- TASK PROMPT -
Exactly as they appear, output all of the records. Skip any images.

- RECORDS PROVIDED -
--- start ---

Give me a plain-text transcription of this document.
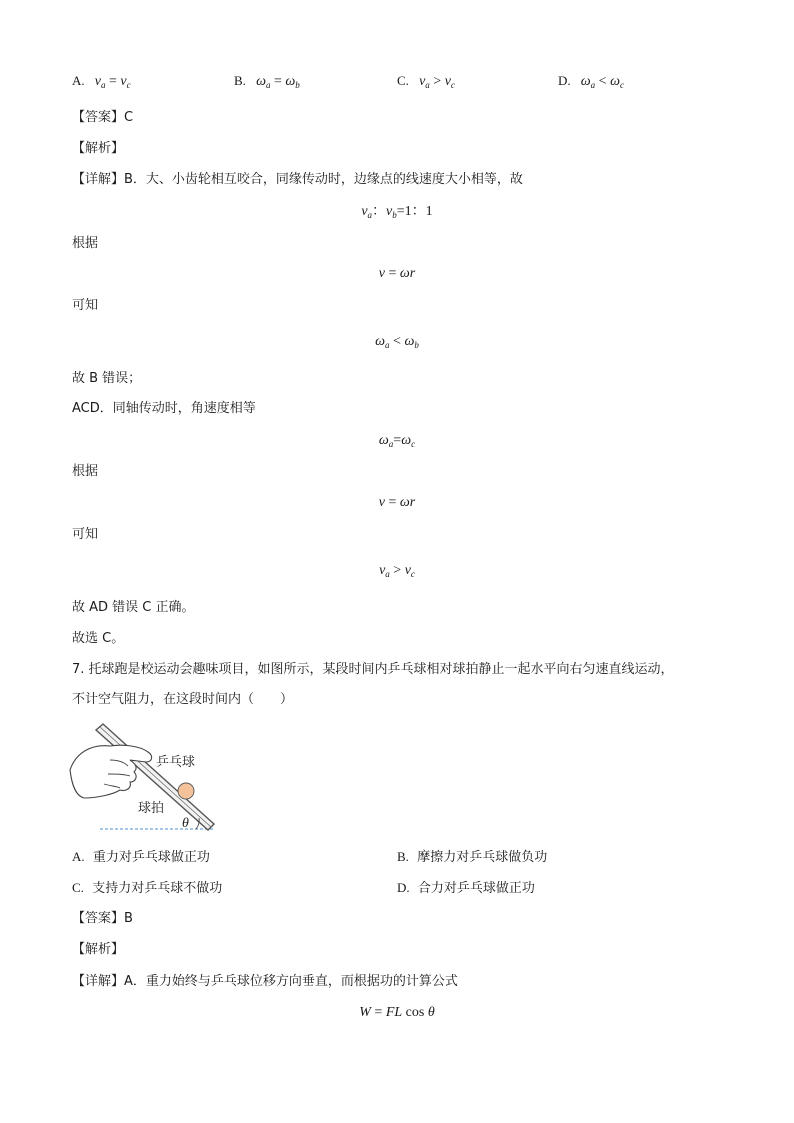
A. $v_a = v_c$	B. $\omega_a = \omega_b$	C. $v_a > v_c$	D. $\omega_a < \omega_c$
【答案】C
【解析】
【详解】B．大、小齿轮相互咬合，同缘传动时，边缘点的线速度大小相等，故
$v_a$：$v_b=1$：1
根据
v = ωr
可知
$\omega_a < \omega_b$
故 B 错误；
ACD．同轴传动时，角速度相等
$\omega_a=\omega_c$
根据
v = ωr
可知
$v_a > v_c$
故 AD 错误 C 正确。
故选 C。
7. 托球跑是校运动会趣味项目，如图所示，某段时间内乒乓球相对球拍静止一起水平向右匀速直线运动，
不计空气阻力，在这段时间内（　　）
乒乓球
球拍
θ
A. 重力对乒乓球做正功	B. 摩擦力对乒乓球做负功
C. 支持力对乒乓球不做功	D. 合力对乒乓球做正功
【答案】B
【解析】
【详解】A．重力始终与乒乓球位移方向垂直，而根据功的计算公式
W = FL cos θ
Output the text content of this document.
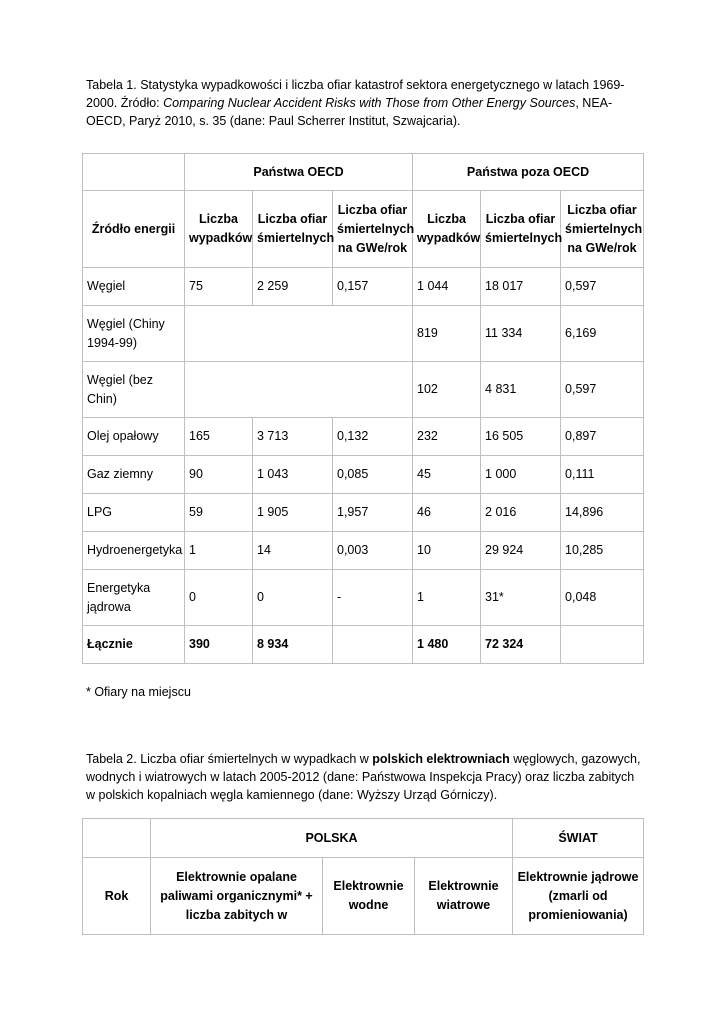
Tabela 1. Statystyka wypadkowości i liczba ofiar katastrof sektora energetycznego w latach 1969-2000. Źródło: Comparing Nuclear Accident Risks with Those from Other Energy Sources, NEA-OECD, Paryż 2010, s. 35 (dane: Paul Scherrer Institut, Szwajcaria).
	Państwa OECD			Państwa poza OECD		
Źródło energii	Liczba wypadków	Liczba ofiar śmiertelnych	Liczba ofiar śmiertelnych na GWe/rok	Liczba wypadków	Liczba ofiar śmiertelnych	Liczba ofiar śmiertelnych na GWe/rok
Węgiel	75	2 259	0,157	1 044	18 017	0,597
Węgiel (Chiny 1994-99)				819	11 334	6,169
Węgiel (bez Chin)				102	4 831	0,597
Olej opałowy	165	3 713	0,132	232	16 505	0,897
Gaz ziemny	90	1 043	0,085	45	1 000	0,111
LPG	59	1 905	1,957	46	2 016	14,896
Hydroenergetyka	1	14	0,003	10	29 924	10,285
Energetyka jądrowa	0	0	-	1	31*	0,048
Łącznie	390	8 934		1 480	72 324	
* Ofiary na miejscu
Tabela 2. Liczba ofiar śmiertelnych w wypadkach w polskich elektrowniach węglowych, gazowych, wodnych i wiatrowych w latach 2005-2012 (dane: Państwowa Inspekcja Pracy) oraz liczba zabitych w polskich kopalniach węgla kamiennego (dane: Wyższy Urząd Górniczy).
	POLSKA			ŚWIAT
Rok	Elektrownie opalane paliwami organicznymi* + liczba zabitych w	Elektrownie wodne	Elektrownie wiatrowe	Elektrownie jądrowe (zmarli od promieniowania)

--- end ---

- SOLUTION TO THIS TASK -
Give me a plain-text transcription of this document.
A. $v_a = v_c$	B. $\omega_a = \omega_b$	C. $v_a > v_c$	D. $\omega_a < \omega_c$
【答案】C
【解析】
【详解】B．大、小齿轮相互咬合，同缘传动时，边缘点的线速度大小相等，故
$v_a$：$v_b=1$：1
根据
v = ωr
可知
$\omega_a < \omega_b$
故 B 错误；
ACD．同轴传动时，角速度相等
$\omega_a=\omega_c$
根据
v = ωr
可知
$v_a > v_c$
故 AD 错误 C 正确。
故选 C。
7. 托球跑是校运动会趣味项目，如图所示，某段时间内乒乓球相对球拍静止一起水平向右匀速直线运动，
不计空气阻力，在这段时间内（　　）
乒乓球
球拍
θ
A. 重力对乒乓球做正功	B. 摩擦力对乒乓球做负功
C. 支持力对乒乓球不做功	D. 合力对乒乓球做正功
【答案】B
【解析】
【详解】A．重力始终与乒乓球位移方向垂直，而根据功的计算公式
W = FL cos θ
Output the text content of this document.
Tabela 1. Statystyka wypadkowości i liczba ofiar katastrof sektora energetycznego w latach 1969-2000. Źródło: Comparing Nuclear Accident Risks with Those from Other Energy Sources, NEA-OECD, Paryż 2010, s. 35 (dane: Paul Scherrer Institut, Szwajcaria).
	Państwa OECD			Państwa poza OECD		
Źródło energii	Liczba wypadków	Liczba ofiar śmiertelnych	Liczba ofiar śmiertelnych na GWe/rok	Liczba wypadków	Liczba ofiar śmiertelnych	Liczba ofiar śmiertelnych na GWe/rok
Węgiel	75	2 259	0,157	1 044	18 017	0,597
Węgiel (Chiny 1994-99)				819	11 334	6,169
Węgiel (bez Chin)				102	4 831	0,597
Olej opałowy	165	3 713	0,132	232	16 505	0,897
Gaz ziemny	90	1 043	0,085	45	1 000	0,111
LPG	59	1 905	1,957	46	2 016	14,896
Hydroenergetyka	1	14	0,003	10	29 924	10,285
Energetyka jądrowa	0	0	-	1	31*	0,048
Łącznie	390	8 934		1 480	72 324	
* Ofiary na miejscu
Tabela 2. Liczba ofiar śmiertelnych w wypadkach w polskich elektrowniach węglowych, gazowych, wodnych i wiatrowych w latach 2005-2012 (dane: Państwowa Inspekcja Pracy) oraz liczba zabitych w polskich kopalniach węgla kamiennego (dane: Wyższy Urząd Górniczy).
	POLSKA			ŚWIAT
Rok	Elektrownie opalane paliwami organicznymi* + liczba zabitych w	Elektrownie wodne	Elektrownie wiatrowe	Elektrownie jądrowe (zmarli od promieniowania)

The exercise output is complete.